Description of the task:
Starting at the top of the material and stopping after the line that has "username-link[interactable]: tai_mijinko (100, 1, 494, 27)", rewrite those lines with "fish-red-icon" changed to "red-fish-icon" and all else left the same.

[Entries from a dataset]
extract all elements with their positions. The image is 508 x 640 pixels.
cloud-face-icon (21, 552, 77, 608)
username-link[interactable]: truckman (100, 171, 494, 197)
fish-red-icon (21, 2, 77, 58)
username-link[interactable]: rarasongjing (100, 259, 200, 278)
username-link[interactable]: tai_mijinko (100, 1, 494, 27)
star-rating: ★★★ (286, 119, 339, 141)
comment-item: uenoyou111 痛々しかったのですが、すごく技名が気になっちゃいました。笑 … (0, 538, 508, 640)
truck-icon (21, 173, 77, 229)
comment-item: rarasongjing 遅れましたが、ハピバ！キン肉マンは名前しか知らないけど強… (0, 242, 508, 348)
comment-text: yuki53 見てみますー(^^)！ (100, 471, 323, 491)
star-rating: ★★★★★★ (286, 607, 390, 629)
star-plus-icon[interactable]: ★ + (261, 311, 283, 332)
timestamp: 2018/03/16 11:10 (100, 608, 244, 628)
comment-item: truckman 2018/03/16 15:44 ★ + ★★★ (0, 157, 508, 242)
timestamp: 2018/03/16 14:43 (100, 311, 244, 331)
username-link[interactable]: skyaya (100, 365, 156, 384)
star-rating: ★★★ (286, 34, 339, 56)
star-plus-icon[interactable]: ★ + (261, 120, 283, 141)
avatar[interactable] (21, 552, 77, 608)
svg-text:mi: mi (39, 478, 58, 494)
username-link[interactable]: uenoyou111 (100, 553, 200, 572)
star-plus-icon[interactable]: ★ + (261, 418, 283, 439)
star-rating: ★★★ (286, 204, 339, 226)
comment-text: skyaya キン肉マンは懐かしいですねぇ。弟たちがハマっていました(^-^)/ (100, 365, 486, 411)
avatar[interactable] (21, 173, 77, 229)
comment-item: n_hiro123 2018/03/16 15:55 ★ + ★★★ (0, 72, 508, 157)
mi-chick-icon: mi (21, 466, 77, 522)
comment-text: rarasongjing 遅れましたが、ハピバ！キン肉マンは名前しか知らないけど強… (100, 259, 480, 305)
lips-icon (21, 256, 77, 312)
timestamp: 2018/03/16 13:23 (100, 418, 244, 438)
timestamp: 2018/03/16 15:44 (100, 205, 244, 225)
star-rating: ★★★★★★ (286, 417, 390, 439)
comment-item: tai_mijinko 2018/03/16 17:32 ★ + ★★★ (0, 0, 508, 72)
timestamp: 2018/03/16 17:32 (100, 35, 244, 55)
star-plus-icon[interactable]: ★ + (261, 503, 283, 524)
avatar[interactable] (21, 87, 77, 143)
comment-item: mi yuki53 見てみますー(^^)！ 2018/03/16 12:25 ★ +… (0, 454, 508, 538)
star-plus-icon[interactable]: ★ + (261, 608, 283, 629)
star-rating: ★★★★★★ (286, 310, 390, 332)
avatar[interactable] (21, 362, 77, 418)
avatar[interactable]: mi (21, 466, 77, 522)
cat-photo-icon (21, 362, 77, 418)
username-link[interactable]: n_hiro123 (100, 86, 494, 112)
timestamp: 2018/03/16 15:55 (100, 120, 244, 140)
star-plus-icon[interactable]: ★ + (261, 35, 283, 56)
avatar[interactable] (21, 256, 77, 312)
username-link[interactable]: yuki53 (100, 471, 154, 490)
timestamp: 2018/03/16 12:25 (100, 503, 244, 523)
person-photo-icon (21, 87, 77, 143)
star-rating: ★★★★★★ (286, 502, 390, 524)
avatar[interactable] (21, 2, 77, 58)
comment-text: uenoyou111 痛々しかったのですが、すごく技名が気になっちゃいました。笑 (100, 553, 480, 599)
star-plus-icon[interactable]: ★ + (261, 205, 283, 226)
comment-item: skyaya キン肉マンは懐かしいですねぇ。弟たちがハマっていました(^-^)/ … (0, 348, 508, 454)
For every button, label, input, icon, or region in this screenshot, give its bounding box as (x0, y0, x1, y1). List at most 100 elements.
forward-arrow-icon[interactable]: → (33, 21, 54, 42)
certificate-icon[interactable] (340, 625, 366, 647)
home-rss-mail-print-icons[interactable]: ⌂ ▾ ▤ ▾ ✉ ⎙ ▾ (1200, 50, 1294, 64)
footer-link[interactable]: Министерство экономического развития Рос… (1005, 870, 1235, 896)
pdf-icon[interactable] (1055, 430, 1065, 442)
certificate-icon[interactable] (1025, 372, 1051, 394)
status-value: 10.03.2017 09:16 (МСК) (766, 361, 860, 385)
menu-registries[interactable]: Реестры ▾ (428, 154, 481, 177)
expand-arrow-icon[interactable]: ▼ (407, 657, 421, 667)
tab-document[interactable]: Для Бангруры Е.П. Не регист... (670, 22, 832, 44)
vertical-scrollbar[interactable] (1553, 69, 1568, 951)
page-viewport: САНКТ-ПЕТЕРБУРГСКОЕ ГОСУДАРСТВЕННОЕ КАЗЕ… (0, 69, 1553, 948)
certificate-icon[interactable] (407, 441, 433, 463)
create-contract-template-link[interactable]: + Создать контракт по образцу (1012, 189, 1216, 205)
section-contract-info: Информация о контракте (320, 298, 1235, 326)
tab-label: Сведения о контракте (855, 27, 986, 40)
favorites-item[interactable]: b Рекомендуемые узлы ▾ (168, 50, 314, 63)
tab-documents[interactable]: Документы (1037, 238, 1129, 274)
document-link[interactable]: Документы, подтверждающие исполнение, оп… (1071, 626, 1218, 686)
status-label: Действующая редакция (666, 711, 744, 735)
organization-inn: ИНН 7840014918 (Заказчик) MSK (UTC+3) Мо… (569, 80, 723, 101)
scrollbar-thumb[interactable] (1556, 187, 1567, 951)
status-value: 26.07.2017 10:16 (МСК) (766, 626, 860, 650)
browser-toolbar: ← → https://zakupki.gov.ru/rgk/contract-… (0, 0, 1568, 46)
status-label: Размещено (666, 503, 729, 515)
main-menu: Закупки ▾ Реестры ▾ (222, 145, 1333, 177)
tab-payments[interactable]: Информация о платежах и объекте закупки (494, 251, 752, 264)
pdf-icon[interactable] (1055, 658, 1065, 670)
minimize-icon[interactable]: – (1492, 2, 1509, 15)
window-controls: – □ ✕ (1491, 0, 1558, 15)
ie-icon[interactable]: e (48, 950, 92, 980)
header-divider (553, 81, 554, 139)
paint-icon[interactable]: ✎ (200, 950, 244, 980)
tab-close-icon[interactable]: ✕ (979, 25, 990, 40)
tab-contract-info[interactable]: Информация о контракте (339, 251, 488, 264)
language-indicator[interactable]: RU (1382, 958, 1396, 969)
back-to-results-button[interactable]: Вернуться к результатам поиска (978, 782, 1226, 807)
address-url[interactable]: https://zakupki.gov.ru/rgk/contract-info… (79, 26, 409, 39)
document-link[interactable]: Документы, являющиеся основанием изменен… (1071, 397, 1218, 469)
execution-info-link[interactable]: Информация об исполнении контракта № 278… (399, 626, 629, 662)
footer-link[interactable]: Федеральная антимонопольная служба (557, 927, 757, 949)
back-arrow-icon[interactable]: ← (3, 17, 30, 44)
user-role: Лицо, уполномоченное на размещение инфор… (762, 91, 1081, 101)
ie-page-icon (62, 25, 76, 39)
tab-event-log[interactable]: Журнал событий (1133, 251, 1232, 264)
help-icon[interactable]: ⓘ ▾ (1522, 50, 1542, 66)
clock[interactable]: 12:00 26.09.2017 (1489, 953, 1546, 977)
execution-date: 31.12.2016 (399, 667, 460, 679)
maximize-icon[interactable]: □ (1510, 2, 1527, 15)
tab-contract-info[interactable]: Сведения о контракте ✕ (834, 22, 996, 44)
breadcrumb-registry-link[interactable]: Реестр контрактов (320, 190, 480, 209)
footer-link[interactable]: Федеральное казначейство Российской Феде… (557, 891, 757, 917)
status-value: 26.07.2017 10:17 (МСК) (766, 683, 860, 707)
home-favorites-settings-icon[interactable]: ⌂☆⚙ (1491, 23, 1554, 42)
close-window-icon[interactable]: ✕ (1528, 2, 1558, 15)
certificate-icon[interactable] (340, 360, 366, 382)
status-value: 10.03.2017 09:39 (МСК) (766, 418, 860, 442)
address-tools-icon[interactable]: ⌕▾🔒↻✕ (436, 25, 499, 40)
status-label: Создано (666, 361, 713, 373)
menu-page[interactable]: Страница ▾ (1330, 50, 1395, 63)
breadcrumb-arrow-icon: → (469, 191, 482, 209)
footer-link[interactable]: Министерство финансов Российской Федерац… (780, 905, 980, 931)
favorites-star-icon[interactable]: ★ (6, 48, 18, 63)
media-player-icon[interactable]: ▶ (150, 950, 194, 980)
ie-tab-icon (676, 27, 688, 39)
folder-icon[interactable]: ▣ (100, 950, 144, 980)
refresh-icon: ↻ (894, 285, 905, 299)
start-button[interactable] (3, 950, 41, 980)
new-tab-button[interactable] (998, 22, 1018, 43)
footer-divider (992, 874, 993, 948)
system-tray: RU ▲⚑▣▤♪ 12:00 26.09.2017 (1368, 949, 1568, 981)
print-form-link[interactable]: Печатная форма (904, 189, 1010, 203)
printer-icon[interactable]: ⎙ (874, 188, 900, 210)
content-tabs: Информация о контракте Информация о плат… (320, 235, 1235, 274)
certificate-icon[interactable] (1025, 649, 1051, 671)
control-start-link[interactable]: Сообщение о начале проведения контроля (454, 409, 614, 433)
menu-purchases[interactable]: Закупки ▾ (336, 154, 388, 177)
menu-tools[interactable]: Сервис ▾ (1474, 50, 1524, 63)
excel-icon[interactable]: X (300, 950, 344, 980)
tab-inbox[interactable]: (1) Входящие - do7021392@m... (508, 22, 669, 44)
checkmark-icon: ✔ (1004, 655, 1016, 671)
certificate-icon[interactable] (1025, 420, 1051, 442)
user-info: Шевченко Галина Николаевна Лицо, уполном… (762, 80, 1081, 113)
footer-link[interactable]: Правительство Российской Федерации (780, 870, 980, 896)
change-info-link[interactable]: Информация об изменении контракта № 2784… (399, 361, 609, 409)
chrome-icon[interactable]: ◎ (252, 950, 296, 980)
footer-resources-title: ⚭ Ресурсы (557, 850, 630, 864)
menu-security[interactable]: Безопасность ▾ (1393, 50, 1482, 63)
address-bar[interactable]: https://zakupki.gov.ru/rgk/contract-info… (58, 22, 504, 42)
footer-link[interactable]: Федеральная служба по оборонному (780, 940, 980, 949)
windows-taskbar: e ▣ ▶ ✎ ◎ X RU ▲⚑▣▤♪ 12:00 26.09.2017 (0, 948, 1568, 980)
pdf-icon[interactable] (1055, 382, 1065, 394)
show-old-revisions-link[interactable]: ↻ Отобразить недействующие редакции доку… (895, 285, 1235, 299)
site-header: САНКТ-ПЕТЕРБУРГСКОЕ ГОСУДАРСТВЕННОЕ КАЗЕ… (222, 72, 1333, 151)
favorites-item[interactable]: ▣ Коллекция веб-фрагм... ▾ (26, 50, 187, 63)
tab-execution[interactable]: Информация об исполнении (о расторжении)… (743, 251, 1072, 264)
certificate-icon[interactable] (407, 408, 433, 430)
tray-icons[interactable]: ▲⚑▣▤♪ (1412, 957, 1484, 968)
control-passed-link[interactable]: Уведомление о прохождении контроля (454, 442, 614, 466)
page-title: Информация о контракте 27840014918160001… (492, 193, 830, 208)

The response:
extract all elements with their positions. The image is 508 x 640 pixels.
cloud-face-icon (21, 552, 77, 608)
username-link[interactable]: truckman (100, 171, 494, 197)
red-fish-icon (21, 2, 77, 58)
username-link[interactable]: rarasongjing (100, 259, 200, 278)
username-link[interactable]: tai_mijinko (100, 1, 494, 27)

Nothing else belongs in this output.